# WHAT THE TASK ASKS
Say how many lines hold the string "τοῦτο"; please write nothing but the number.

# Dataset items
--------------------
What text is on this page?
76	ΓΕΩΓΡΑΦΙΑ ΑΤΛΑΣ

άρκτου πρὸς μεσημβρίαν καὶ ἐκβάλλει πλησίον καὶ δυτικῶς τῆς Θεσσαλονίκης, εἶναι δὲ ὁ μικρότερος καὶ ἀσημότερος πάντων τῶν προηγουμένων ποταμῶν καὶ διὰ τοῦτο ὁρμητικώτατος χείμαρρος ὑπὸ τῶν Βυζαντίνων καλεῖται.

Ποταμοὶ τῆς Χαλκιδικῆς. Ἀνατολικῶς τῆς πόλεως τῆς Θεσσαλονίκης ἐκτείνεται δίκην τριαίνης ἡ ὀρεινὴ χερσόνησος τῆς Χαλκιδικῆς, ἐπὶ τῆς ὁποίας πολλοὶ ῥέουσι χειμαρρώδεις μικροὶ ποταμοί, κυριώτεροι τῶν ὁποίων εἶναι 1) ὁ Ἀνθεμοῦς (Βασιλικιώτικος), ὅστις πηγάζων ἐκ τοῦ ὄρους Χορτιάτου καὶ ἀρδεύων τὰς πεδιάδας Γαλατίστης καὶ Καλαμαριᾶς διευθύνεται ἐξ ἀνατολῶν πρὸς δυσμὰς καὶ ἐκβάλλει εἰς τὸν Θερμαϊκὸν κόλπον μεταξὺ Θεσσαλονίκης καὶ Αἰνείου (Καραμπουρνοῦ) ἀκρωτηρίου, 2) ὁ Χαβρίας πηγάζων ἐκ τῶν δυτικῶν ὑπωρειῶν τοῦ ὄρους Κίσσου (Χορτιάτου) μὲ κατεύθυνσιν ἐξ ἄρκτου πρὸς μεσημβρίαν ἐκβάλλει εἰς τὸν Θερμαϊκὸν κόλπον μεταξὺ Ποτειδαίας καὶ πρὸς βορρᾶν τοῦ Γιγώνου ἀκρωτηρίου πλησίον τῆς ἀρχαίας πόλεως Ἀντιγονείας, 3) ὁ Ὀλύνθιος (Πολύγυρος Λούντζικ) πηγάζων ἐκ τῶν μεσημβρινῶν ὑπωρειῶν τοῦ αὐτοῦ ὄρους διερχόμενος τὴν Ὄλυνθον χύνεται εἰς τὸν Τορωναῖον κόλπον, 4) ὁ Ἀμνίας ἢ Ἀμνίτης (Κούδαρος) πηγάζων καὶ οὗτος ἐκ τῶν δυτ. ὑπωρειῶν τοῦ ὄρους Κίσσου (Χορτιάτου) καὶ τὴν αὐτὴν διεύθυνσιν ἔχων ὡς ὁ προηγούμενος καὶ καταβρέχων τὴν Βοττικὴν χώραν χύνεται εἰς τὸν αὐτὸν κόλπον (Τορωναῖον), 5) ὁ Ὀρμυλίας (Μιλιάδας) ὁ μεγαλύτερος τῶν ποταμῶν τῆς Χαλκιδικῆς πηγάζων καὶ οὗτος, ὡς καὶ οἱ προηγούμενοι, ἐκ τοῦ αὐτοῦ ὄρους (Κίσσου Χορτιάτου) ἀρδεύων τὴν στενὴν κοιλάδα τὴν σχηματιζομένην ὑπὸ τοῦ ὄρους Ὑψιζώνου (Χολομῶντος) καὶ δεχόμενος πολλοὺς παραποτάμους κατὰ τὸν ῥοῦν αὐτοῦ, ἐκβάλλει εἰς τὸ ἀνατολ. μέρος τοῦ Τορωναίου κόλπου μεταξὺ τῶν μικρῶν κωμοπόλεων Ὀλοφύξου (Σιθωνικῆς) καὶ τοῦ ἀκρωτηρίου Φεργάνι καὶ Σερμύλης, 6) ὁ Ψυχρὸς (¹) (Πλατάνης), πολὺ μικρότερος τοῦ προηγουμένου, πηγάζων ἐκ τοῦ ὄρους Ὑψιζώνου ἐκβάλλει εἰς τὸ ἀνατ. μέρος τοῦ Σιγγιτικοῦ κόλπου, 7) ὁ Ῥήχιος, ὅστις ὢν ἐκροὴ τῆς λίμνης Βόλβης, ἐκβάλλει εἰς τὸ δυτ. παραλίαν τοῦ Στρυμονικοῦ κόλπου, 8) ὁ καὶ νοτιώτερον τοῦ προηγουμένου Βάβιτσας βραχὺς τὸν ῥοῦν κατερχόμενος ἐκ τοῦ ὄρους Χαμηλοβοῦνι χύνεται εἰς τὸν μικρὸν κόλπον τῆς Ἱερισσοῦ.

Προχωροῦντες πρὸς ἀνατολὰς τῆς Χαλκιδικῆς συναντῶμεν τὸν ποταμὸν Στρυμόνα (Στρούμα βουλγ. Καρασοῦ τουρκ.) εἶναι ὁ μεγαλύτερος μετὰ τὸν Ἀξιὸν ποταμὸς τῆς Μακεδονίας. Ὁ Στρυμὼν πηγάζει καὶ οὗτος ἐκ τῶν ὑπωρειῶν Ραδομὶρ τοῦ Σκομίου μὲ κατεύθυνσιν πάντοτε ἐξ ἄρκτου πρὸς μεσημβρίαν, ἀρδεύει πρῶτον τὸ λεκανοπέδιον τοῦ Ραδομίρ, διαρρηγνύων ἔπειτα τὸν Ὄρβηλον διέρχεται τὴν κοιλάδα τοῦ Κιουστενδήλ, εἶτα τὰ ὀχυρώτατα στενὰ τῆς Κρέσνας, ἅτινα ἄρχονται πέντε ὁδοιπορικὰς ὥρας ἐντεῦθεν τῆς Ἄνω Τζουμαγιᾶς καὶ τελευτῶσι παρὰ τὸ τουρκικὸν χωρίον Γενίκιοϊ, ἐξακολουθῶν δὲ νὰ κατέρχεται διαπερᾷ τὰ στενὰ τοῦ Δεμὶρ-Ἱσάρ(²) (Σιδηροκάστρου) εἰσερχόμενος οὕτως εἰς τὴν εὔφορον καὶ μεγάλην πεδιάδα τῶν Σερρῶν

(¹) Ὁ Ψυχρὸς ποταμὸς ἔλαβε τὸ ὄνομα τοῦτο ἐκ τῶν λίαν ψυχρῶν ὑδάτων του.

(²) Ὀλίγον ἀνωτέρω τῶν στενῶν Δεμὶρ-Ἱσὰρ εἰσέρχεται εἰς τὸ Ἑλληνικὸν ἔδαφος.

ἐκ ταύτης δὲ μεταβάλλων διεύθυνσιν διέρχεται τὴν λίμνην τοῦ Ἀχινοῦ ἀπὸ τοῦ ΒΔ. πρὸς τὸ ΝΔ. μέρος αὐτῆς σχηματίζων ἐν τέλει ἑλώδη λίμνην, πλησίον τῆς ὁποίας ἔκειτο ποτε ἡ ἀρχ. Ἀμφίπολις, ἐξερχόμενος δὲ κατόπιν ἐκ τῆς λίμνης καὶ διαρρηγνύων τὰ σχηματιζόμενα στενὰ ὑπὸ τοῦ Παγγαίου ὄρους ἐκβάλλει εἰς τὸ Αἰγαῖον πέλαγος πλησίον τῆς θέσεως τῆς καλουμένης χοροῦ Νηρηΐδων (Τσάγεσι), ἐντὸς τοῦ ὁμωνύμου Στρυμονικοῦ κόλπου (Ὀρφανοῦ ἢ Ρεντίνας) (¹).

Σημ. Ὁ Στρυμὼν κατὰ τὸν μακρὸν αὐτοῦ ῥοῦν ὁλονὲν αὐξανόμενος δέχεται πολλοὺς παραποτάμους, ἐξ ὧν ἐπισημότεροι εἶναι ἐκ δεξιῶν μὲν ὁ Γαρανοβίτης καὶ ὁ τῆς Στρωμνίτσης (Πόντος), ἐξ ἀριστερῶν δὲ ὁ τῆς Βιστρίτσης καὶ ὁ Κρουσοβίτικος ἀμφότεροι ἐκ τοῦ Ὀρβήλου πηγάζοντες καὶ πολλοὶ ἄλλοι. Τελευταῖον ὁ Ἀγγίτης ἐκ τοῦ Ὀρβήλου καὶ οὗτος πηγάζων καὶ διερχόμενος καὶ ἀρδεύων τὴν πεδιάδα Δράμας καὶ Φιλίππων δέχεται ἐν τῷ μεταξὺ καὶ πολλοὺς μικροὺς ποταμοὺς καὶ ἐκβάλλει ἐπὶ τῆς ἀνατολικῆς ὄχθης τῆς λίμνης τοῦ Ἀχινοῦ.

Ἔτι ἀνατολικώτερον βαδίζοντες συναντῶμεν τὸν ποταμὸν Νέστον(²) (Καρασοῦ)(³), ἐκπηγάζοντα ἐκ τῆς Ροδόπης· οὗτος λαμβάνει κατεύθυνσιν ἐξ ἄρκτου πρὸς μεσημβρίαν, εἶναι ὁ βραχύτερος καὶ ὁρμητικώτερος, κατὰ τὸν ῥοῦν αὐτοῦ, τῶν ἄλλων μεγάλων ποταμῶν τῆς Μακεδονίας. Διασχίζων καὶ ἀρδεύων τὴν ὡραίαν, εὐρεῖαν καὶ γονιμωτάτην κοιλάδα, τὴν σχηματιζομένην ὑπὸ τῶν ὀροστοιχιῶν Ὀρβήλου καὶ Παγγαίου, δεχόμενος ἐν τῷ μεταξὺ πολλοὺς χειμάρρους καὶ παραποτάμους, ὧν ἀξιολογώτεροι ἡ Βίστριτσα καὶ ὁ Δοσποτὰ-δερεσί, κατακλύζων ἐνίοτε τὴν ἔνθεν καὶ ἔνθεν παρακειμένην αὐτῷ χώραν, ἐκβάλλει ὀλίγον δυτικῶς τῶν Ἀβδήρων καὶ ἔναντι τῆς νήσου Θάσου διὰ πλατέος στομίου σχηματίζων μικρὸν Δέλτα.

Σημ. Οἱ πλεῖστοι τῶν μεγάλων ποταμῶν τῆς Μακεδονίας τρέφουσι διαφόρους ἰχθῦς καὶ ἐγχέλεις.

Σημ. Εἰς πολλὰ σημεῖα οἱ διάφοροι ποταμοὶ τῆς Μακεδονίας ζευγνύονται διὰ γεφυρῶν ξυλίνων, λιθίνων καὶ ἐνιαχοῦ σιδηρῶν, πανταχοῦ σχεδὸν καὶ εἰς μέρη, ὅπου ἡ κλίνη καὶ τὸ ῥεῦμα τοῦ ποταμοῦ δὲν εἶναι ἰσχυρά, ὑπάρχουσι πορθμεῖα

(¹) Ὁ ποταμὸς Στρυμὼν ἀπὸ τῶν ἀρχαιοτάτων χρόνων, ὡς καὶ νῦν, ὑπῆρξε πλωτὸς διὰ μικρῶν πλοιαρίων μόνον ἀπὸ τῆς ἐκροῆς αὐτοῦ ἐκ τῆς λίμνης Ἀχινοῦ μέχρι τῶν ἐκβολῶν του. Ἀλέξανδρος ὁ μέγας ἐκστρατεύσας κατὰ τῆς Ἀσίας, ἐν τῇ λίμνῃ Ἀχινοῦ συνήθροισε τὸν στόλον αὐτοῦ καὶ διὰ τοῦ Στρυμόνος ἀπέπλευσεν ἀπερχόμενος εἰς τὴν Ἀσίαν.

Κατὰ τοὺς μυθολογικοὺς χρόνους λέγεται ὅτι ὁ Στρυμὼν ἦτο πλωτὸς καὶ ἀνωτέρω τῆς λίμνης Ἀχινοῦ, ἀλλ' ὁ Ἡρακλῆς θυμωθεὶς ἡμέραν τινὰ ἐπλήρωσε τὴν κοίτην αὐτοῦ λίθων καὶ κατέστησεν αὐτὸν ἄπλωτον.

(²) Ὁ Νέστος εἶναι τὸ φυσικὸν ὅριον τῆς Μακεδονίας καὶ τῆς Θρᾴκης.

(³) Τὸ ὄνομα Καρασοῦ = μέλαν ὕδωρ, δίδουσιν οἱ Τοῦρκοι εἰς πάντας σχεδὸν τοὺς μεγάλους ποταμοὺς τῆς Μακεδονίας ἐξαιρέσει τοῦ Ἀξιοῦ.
--------------------
# FULL SOLUTION
2